> _The request_: Return exactly the lines from the one bearing "What does this" through the last, and no others. Pictures must be left out.
start
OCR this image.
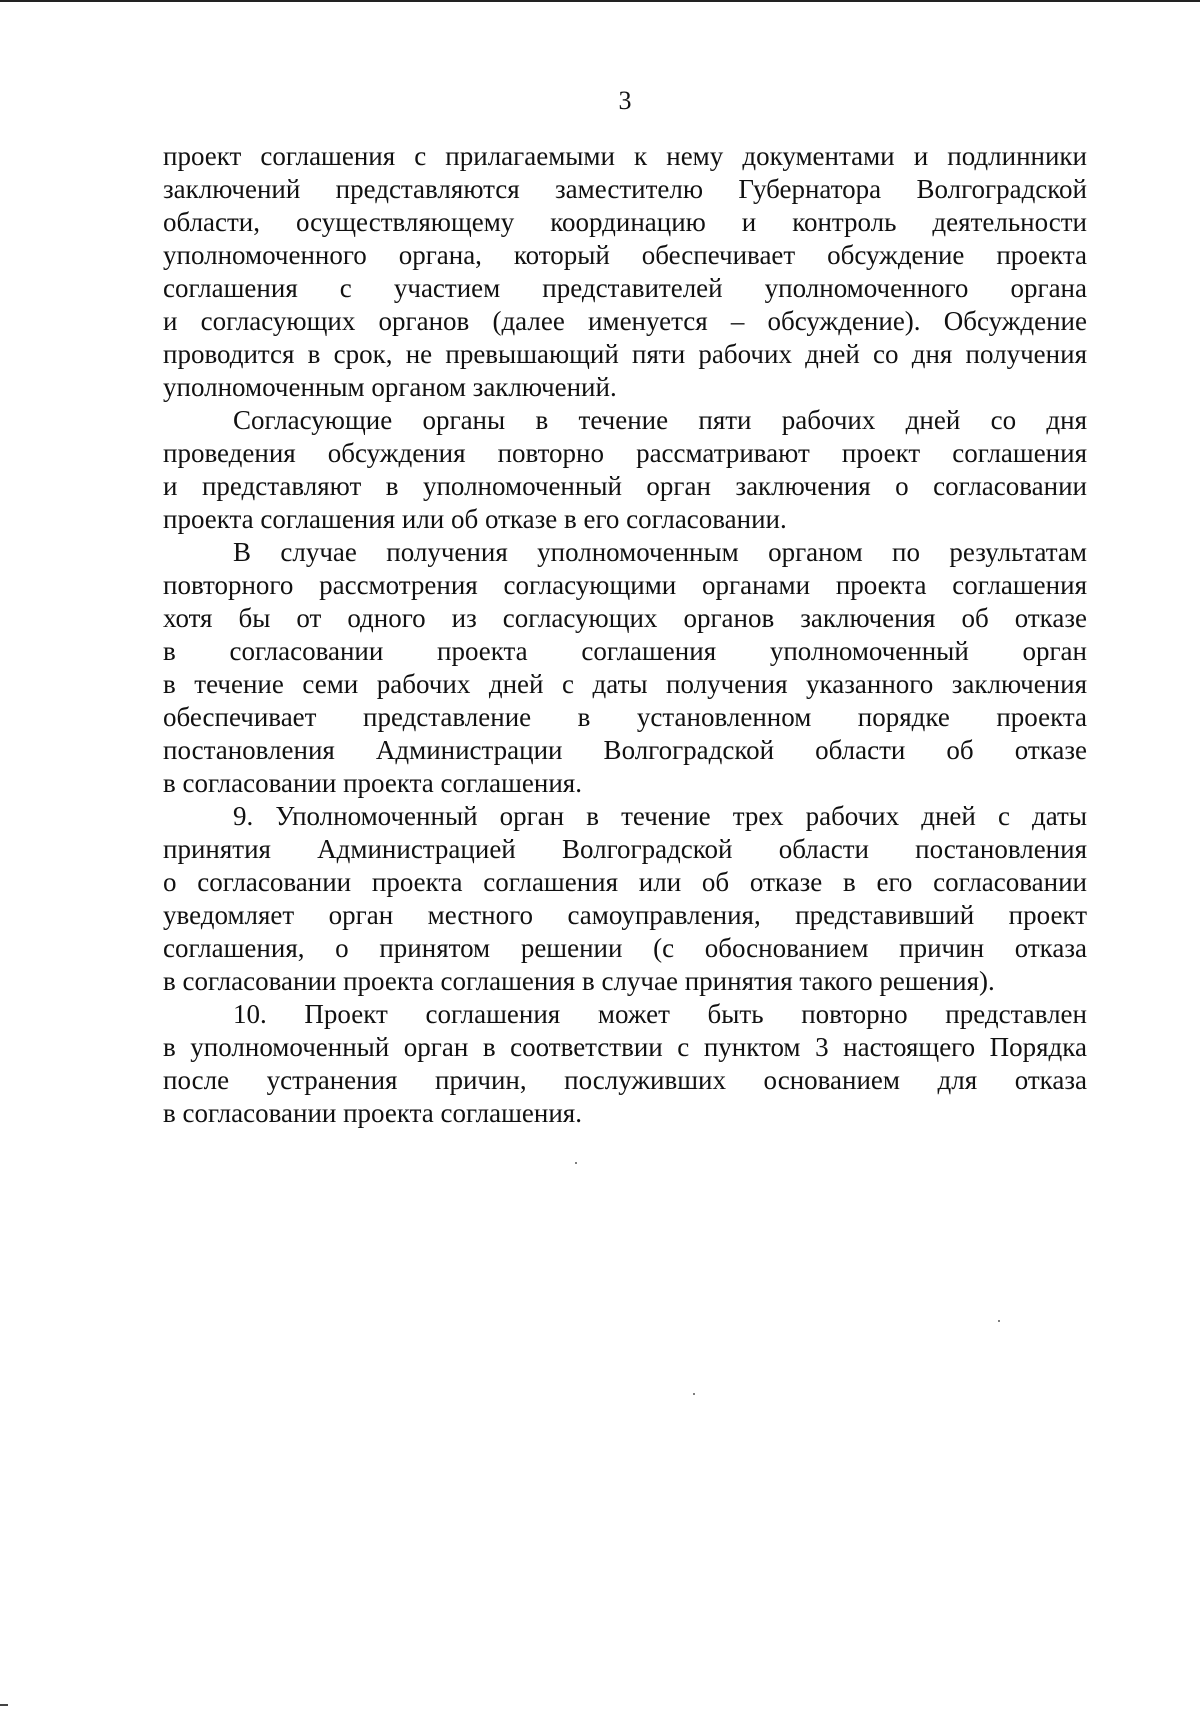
3

проект соглашения с прилагаемыми к нему документами и подлинники
заключений представляются заместителю Губернатора Волгоградской
области, осуществляющему координацию и контроль деятельности
уполномоченного органа, который обеспечивает обсуждение проекта
соглашения с участием представителей уполномоченного органа
и согласующих органов (далее именуется – обсуждение). Обсуждение
проводится в срок, не превышающий пяти рабочих дней со дня получения
уполномоченным органом заключений.

Согласующие органы в течение пяти рабочих дней со дня
проведения обсуждения повторно рассматривают проект соглашения
и представляют в уполномоченный орган заключения о согласовании
проекта соглашения или об отказе в его согласовании.

В случае получения уполномоченным органом по результатам
повторного рассмотрения согласующими органами проекта соглашения
хотя бы от одного из согласующих органов заключения об отказе
в согласовании проекта соглашения уполномоченный орган
в течение семи рабочих дней с даты получения указанного заключения
обеспечивает представление в установленном порядке проекта
постановления Администрации Волгоградской области об отказе
в согласовании проекта соглашения.

9. Уполномоченный орган в течение трех рабочих дней с даты
принятия Администрацией Волгоградской области постановления
о согласовании проекта соглашения или об отказе в его согласовании
уведомляет орган местного самоуправления, представивший проект
соглашения, о принятом решении (с обоснованием причин отказа
в согласовании проекта соглашения в случае принятия такого решения).

10. Проект соглашения может быть повторно представлен
в уполномоченный орган в соответствии с пунктом 3 настоящего Порядка
после устранения причин, послуживших основанием для отказа
в согласовании проекта соглашения.
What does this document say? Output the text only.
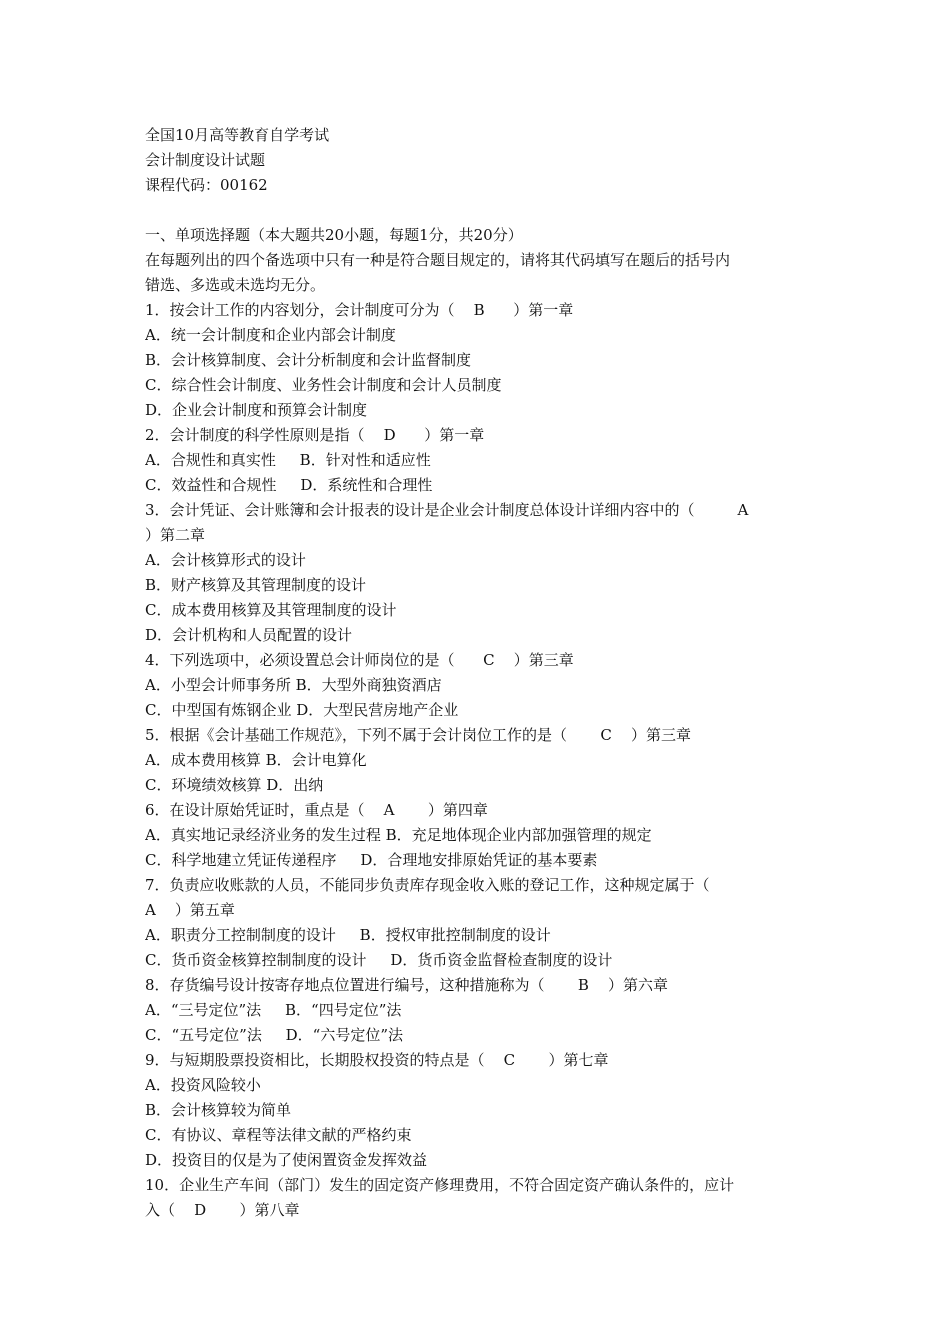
全国10月高等教育自学考试
会计制度设计试题
课程代码：00162
一、单项选择题（本大题共20小题，每题1分，共20分）
在每题列出的四个备选项中只有一种是符合题目规定的，请将其代码填写在题后的括号内
错选、多选或未选均无分。
1．按会计工作的内容划分，会计制度可分为（    B      ）第一章
A．统一会计制度和企业内部会计制度
B．会计核算制度、会计分析制度和会计监督制度
C．综合性会计制度、业务性会计制度和会计人员制度
D．企业会计制度和预算会计制度
2．会计制度的科学性原则是指（    D      ）第一章
A．合规性和真实性     B．针对性和适应性
C．效益性和合规性     D．系统性和合理性
3．会计凭证、会计账簿和会计报表的设计是企业会计制度总体设计详细内容中的（         A
）第二章
A．会计核算形式的设计
B．财产核算及其管理制度的设计
C．成本费用核算及其管理制度的设计
D．会计机构和人员配置的设计
4．下列选项中，必须设置总会计师岗位的是（      C    ）第三章
A．小型会计师事务所 B．大型外商独资酒店
C．中型国有炼钢企业 D．大型民营房地产企业
5．根据《会计基础工作规范》，下列不属于会计岗位工作的是（       C    ）第三章
A．成本费用核算 B．会计电算化
C．环境绩效核算 D．出纳
6．在设计原始凭证时，重点是（    A       ）第四章
A．真实地记录经济业务的发生过程 B．充足地体现企业内部加强管理的规定
C．科学地建立凭证传递程序     D．合理地安排原始凭证的基本要素
7．负责应收账款的人员，不能同步负责库存现金收入账的登记工作，这种规定属于（
A    ）第五章
A．职责分工控制制度的设计     B．授权审批控制制度的设计
C．货币资金核算控制制度的设计     D．货币资金监督检查制度的设计
8．存货编号设计按寄存地点位置进行编号，这种措施称为（       B    ）第六章
A．“三号定位”法     B．“四号定位”法
C．“五号定位”法     D．“六号定位”法
9．与短期股票投资相比，长期股权投资的特点是（    C       ）第七章
A．投资风险较小
B．会计核算较为简单
C．有协议、章程等法律文献的严格约束
D．投资目的仅是为了使闲置资金发挥效益
10．企业生产车间（部门）发生的固定资产修理费用，不符合固定资产确认条件的，应计
入（    D       ）第八章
end
> _Exercise response_:
What does this document say? Output the text only.
全国10月高等教育自学考试
会计制度设计试题
课程代码：00162
一、单项选择题（本大题共20小题，每题1分，共20分）
在每题列出的四个备选项中只有一种是符合题目规定的，请将其代码填写在题后的括号内
错选、多选或未选均无分。
1．按会计工作的内容划分，会计制度可分为（    B      ）第一章
A．统一会计制度和企业内部会计制度
B．会计核算制度、会计分析制度和会计监督制度
C．综合性会计制度、业务性会计制度和会计人员制度
D．企业会计制度和预算会计制度
2．会计制度的科学性原则是指（    D      ）第一章
A．合规性和真实性     B．针对性和适应性
C．效益性和合规性     D．系统性和合理性
3．会计凭证、会计账簿和会计报表的设计是企业会计制度总体设计详细内容中的（         A
）第二章
A．会计核算形式的设计
B．财产核算及其管理制度的设计
C．成本费用核算及其管理制度的设计
D．会计机构和人员配置的设计
4．下列选项中，必须设置总会计师岗位的是（      C    ）第三章
A．小型会计师事务所 B．大型外商独资酒店
C．中型国有炼钢企业 D．大型民营房地产企业
5．根据《会计基础工作规范》，下列不属于会计岗位工作的是（       C    ）第三章
A．成本费用核算 B．会计电算化
C．环境绩效核算 D．出纳
6．在设计原始凭证时，重点是（    A       ）第四章
A．真实地记录经济业务的发生过程 B．充足地体现企业内部加强管理的规定
C．科学地建立凭证传递程序     D．合理地安排原始凭证的基本要素
7．负责应收账款的人员，不能同步负责库存现金收入账的登记工作，这种规定属于（
A    ）第五章
A．职责分工控制制度的设计     B．授权审批控制制度的设计
C．货币资金核算控制制度的设计     D．货币资金监督检查制度的设计
8．存货编号设计按寄存地点位置进行编号，这种措施称为（       B    ）第六章
A．“三号定位”法     B．“四号定位”法
C．“五号定位”法     D．“六号定位”法
9．与短期股票投资相比，长期股权投资的特点是（    C       ）第七章
A．投资风险较小
B．会计核算较为简单
C．有协议、章程等法律文献的严格约束
D．投资目的仅是为了使闲置资金发挥效益
10．企业生产车间（部门）发生的固定资产修理费用，不符合固定资产确认条件的，应计
入（    D       ）第八章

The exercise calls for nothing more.